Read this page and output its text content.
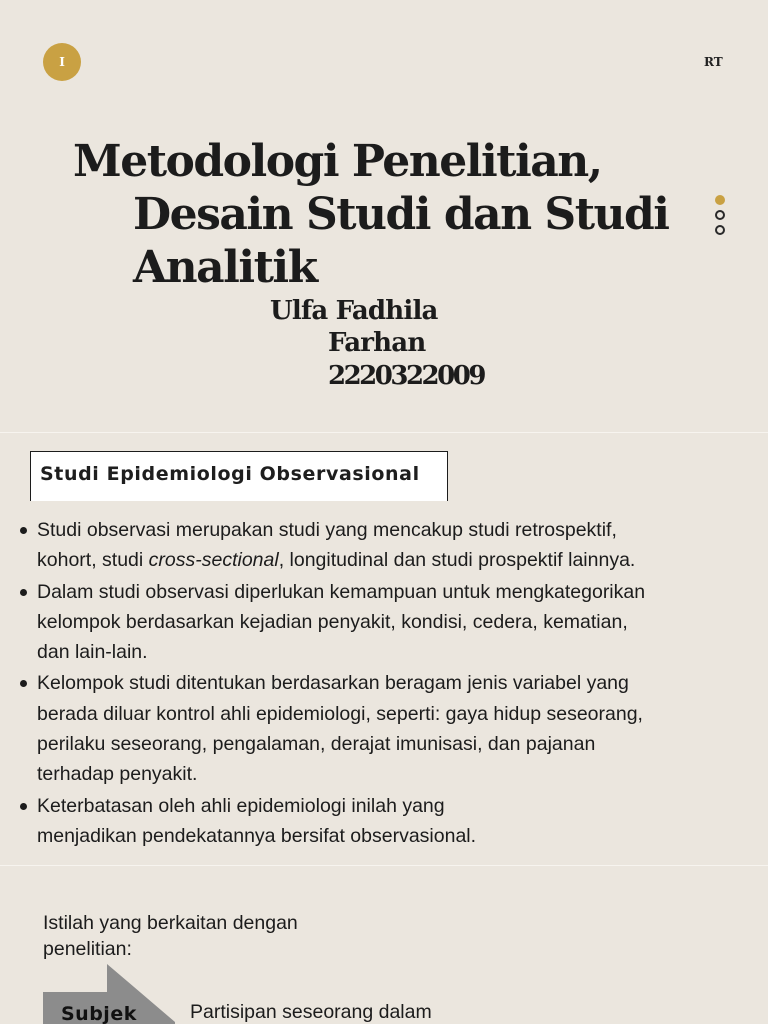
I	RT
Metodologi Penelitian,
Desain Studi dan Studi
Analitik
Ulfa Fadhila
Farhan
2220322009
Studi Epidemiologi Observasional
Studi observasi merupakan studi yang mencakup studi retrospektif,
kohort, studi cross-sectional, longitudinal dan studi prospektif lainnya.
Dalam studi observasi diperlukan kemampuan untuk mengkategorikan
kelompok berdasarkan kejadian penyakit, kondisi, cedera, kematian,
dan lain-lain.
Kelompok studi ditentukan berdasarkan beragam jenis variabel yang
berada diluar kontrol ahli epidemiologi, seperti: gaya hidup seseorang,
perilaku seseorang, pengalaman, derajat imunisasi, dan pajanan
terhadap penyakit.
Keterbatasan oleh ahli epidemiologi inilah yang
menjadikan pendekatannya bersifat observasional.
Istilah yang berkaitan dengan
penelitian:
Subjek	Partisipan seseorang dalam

────────────────────────────────────────

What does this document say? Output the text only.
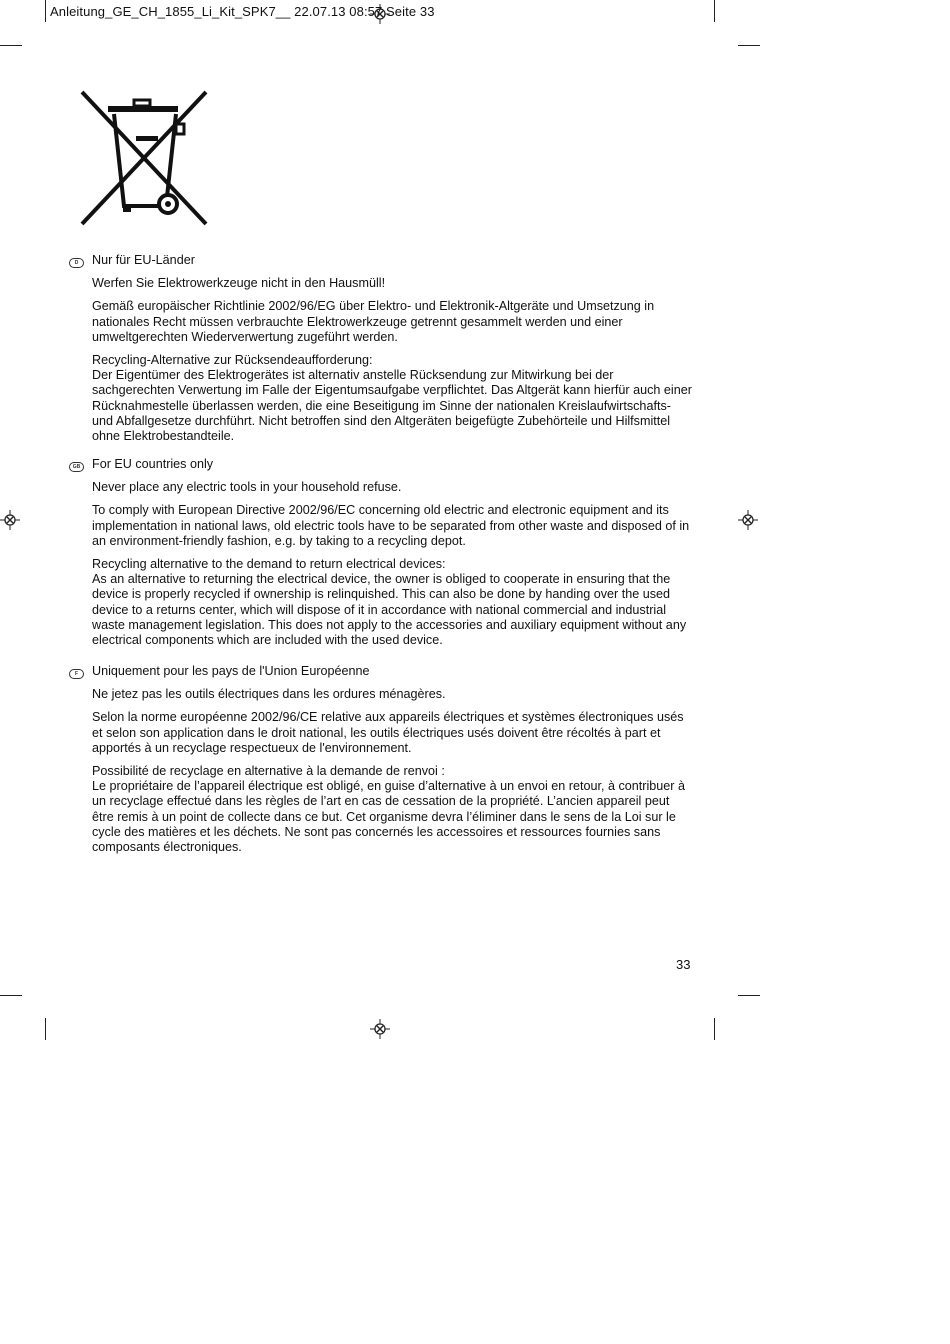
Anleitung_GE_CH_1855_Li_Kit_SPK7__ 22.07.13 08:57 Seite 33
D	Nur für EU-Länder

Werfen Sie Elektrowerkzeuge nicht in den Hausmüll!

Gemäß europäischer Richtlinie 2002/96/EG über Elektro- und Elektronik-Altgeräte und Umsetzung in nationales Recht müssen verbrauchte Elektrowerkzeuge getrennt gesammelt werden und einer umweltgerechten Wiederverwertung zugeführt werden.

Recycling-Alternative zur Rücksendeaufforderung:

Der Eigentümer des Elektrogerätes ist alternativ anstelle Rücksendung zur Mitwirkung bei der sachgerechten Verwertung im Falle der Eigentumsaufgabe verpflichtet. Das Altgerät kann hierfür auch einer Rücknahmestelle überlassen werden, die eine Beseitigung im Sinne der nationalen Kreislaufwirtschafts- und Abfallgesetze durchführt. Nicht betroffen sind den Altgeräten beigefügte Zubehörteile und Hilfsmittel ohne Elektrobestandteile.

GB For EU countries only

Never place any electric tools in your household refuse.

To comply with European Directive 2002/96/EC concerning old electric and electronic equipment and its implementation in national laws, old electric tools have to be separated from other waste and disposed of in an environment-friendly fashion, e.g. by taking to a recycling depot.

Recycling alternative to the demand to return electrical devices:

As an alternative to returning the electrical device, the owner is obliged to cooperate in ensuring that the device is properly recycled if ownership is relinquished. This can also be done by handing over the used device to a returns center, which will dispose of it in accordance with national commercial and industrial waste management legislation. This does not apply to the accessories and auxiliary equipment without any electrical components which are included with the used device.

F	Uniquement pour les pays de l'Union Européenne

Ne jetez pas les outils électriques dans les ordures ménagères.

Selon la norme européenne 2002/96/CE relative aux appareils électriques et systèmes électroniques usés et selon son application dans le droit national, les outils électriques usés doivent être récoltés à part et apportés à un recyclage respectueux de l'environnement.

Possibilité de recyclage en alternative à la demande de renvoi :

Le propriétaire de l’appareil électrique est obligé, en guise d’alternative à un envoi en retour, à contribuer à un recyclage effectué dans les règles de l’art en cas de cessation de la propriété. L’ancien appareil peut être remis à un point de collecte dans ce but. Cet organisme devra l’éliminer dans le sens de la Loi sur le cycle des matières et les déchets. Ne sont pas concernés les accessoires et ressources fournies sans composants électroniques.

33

────────────────────────────────────────

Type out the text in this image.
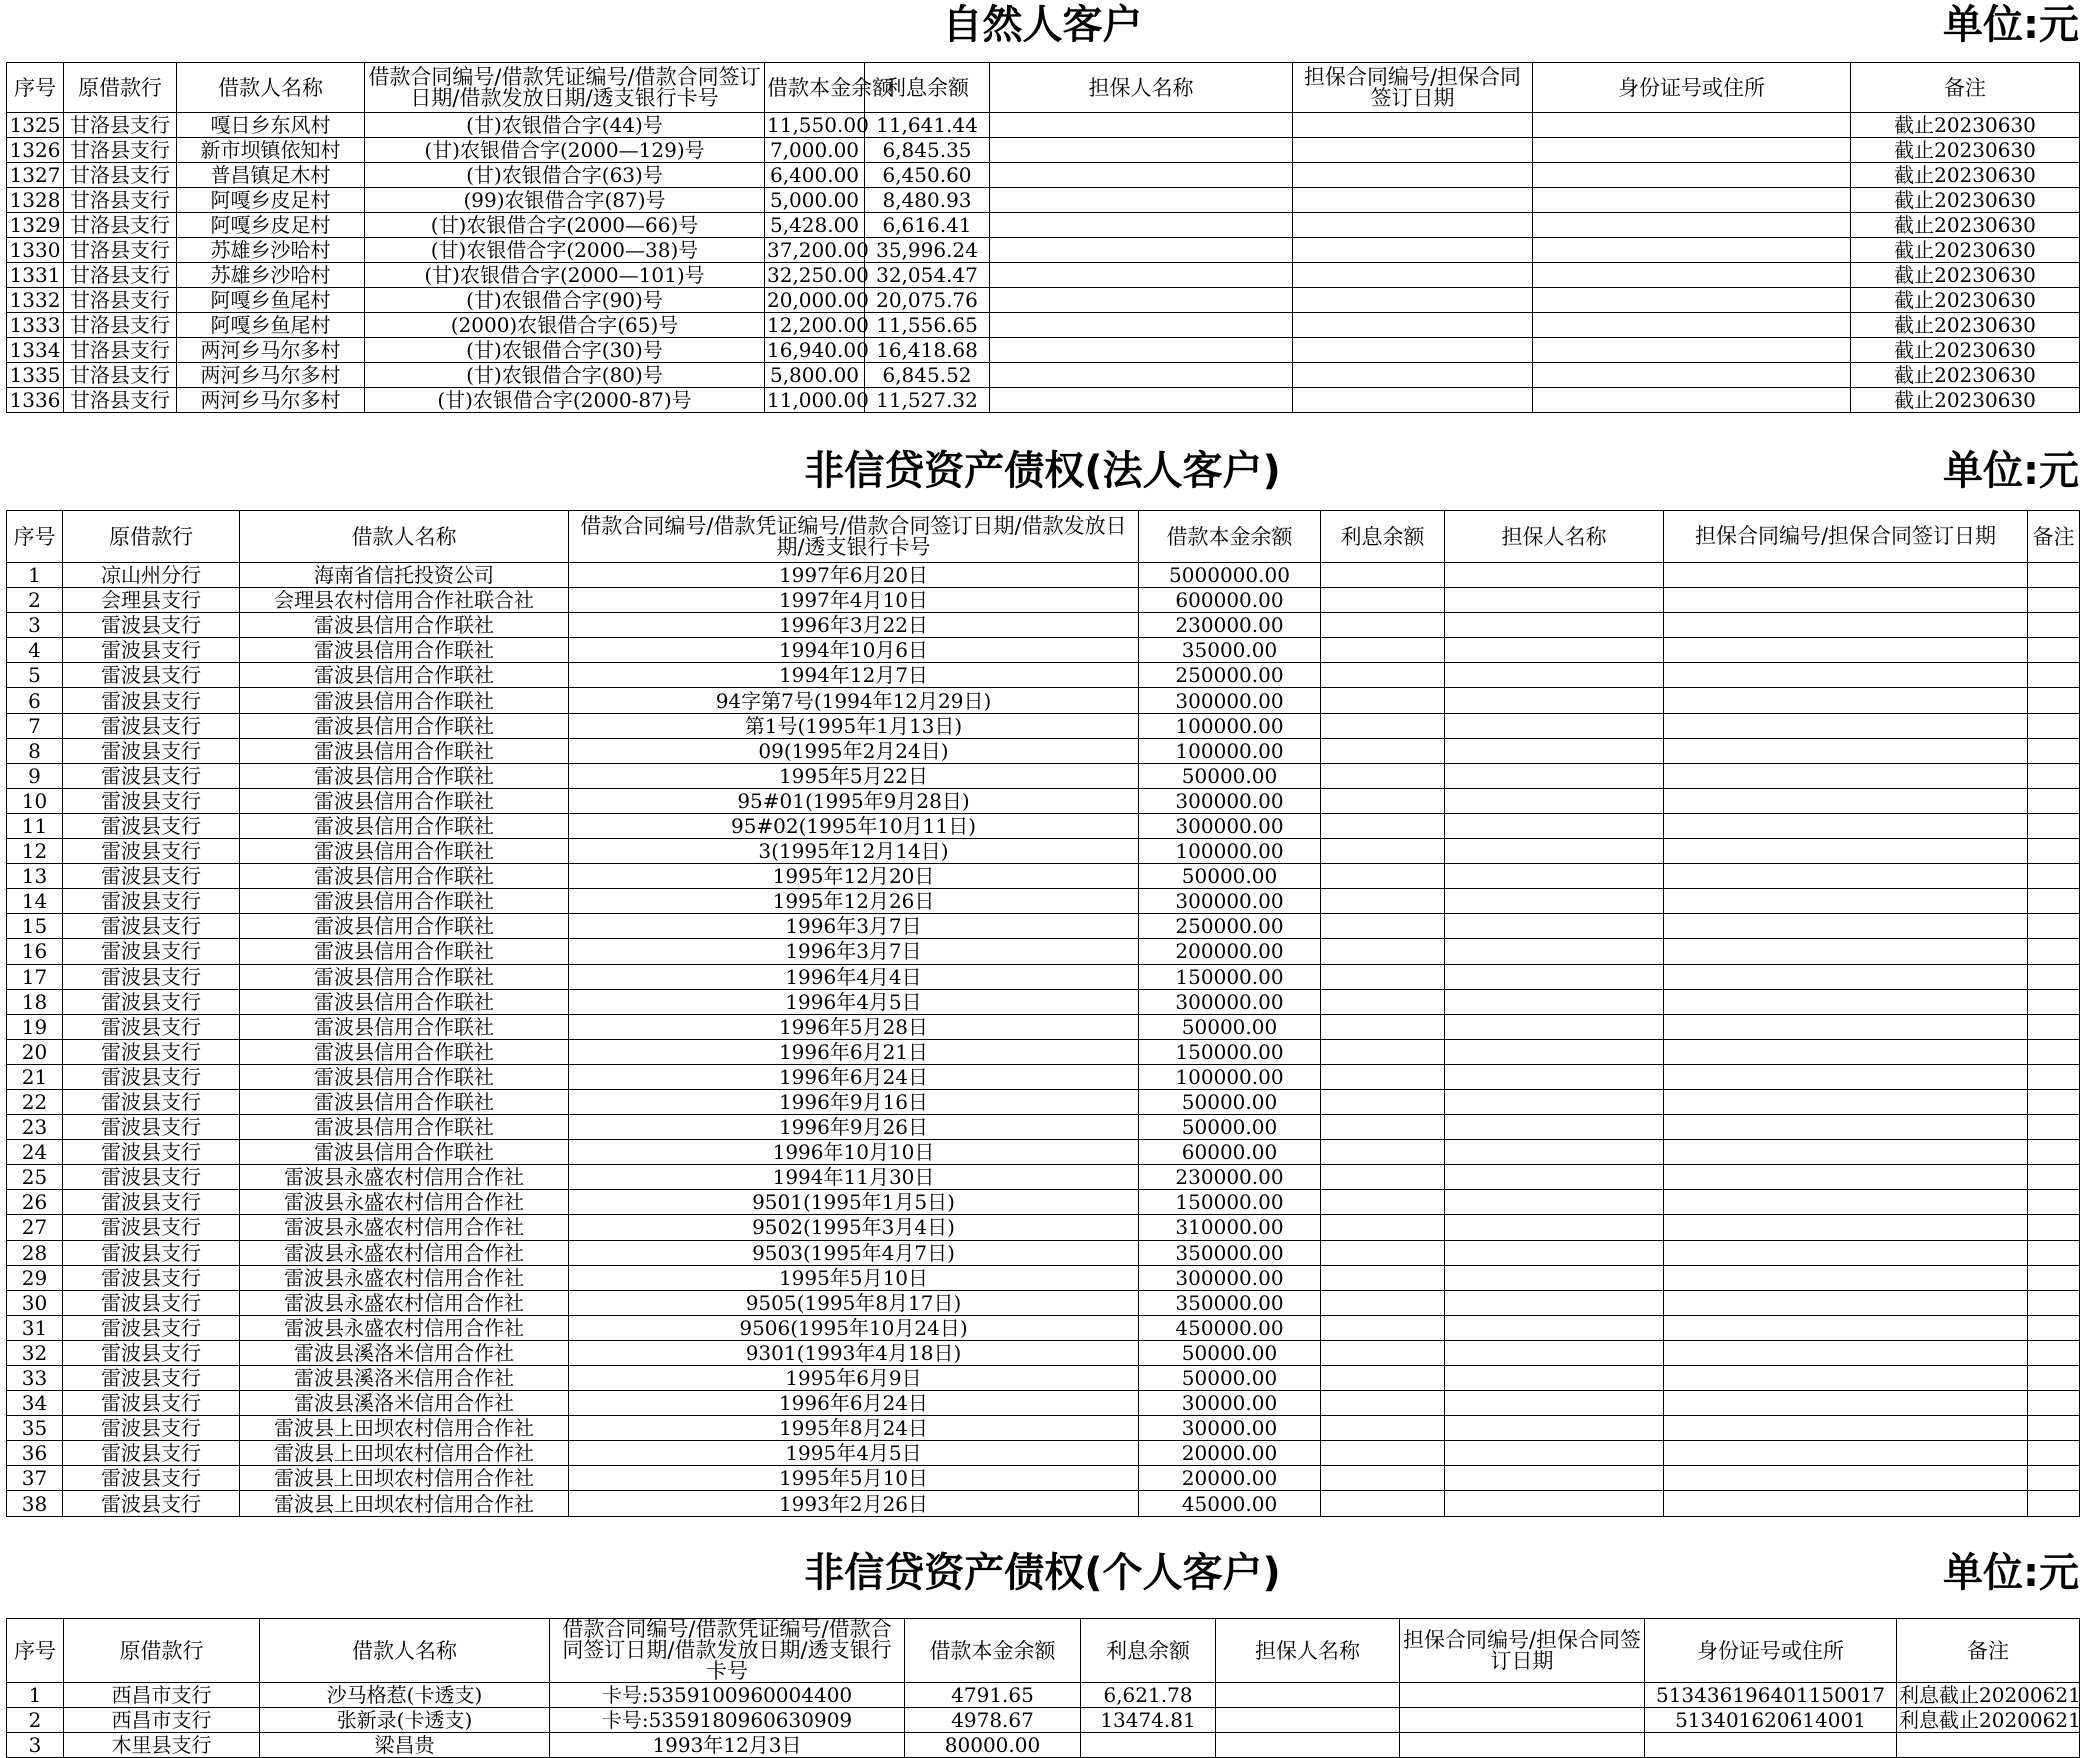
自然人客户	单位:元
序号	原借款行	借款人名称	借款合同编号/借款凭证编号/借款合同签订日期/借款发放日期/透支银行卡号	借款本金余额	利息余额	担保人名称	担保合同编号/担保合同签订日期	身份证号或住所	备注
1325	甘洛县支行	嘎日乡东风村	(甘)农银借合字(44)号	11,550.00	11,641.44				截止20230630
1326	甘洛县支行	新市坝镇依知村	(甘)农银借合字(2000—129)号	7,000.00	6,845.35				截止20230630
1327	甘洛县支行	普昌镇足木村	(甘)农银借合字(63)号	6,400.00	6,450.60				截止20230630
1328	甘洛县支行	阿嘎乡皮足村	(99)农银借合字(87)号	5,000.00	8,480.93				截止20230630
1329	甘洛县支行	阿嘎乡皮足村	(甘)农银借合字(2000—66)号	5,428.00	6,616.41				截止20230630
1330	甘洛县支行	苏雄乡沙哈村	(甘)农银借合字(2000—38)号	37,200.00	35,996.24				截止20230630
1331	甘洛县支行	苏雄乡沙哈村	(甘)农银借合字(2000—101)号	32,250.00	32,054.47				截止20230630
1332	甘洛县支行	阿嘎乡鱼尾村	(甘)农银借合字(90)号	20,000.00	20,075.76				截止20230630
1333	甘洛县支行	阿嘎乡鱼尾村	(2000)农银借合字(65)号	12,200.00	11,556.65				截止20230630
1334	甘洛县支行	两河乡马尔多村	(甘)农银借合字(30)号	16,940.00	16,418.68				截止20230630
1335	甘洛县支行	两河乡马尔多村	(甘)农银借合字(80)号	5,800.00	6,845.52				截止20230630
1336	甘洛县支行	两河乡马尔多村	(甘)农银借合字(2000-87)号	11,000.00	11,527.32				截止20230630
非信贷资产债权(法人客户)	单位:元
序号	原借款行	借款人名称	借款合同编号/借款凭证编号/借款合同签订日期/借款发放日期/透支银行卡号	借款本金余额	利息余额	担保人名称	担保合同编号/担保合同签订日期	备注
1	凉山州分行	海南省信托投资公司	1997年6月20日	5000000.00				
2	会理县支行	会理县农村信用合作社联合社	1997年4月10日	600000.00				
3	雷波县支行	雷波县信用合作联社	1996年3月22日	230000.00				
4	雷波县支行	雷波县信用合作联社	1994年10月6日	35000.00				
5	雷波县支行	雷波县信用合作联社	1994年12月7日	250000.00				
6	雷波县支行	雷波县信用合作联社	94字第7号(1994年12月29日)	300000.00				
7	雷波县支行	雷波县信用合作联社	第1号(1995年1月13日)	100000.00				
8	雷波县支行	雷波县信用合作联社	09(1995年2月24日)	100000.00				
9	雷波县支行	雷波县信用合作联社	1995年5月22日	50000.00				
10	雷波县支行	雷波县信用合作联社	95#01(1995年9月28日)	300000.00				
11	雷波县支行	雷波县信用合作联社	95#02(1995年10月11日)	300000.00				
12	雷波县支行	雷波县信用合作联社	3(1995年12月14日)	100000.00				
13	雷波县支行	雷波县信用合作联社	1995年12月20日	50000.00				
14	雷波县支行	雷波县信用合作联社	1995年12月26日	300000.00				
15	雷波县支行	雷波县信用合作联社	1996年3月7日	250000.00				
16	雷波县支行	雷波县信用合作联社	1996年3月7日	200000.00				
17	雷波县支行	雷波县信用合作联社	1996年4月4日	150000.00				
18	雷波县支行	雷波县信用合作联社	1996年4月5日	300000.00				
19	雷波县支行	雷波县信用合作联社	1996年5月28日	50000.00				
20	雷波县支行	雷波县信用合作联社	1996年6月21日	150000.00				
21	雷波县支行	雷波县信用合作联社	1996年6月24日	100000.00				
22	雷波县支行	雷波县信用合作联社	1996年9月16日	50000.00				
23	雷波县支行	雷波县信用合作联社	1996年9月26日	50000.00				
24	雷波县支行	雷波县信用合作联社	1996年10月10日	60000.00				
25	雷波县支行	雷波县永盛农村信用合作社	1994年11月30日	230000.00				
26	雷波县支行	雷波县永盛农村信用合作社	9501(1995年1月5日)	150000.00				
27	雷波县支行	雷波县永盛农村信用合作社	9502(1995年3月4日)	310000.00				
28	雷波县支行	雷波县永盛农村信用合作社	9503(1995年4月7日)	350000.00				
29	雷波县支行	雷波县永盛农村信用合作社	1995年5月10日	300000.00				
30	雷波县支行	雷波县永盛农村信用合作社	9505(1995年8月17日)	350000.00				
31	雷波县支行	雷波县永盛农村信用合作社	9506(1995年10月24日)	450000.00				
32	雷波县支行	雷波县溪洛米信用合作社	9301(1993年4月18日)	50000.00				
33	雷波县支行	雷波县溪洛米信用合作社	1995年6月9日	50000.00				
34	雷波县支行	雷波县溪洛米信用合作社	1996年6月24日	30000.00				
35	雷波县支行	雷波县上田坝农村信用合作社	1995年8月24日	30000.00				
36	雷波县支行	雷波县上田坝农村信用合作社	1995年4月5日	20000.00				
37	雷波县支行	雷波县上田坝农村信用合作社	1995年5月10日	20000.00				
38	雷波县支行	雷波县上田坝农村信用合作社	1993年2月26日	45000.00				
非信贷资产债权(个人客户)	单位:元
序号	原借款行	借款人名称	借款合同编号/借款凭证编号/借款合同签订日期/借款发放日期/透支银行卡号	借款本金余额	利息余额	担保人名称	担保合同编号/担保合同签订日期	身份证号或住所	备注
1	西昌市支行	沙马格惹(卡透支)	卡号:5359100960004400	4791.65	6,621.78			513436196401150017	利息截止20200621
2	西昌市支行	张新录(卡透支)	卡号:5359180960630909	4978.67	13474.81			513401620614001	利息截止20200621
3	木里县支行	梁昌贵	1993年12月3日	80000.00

────────────────────────────────────────

## Exercise goal
From the records given above, copy all lines containing "阿嘎乡皮足村".

## Result of the task
1328	甘洛县支行	阿嘎乡皮足村	(99)农银借合字(87)号	5,000.00	8,480.93				截止20230630
1329	甘洛县支行	阿嘎乡皮足村	(甘)农银借合字(2000—66)号	5,428.00	6,616.41				截止20230630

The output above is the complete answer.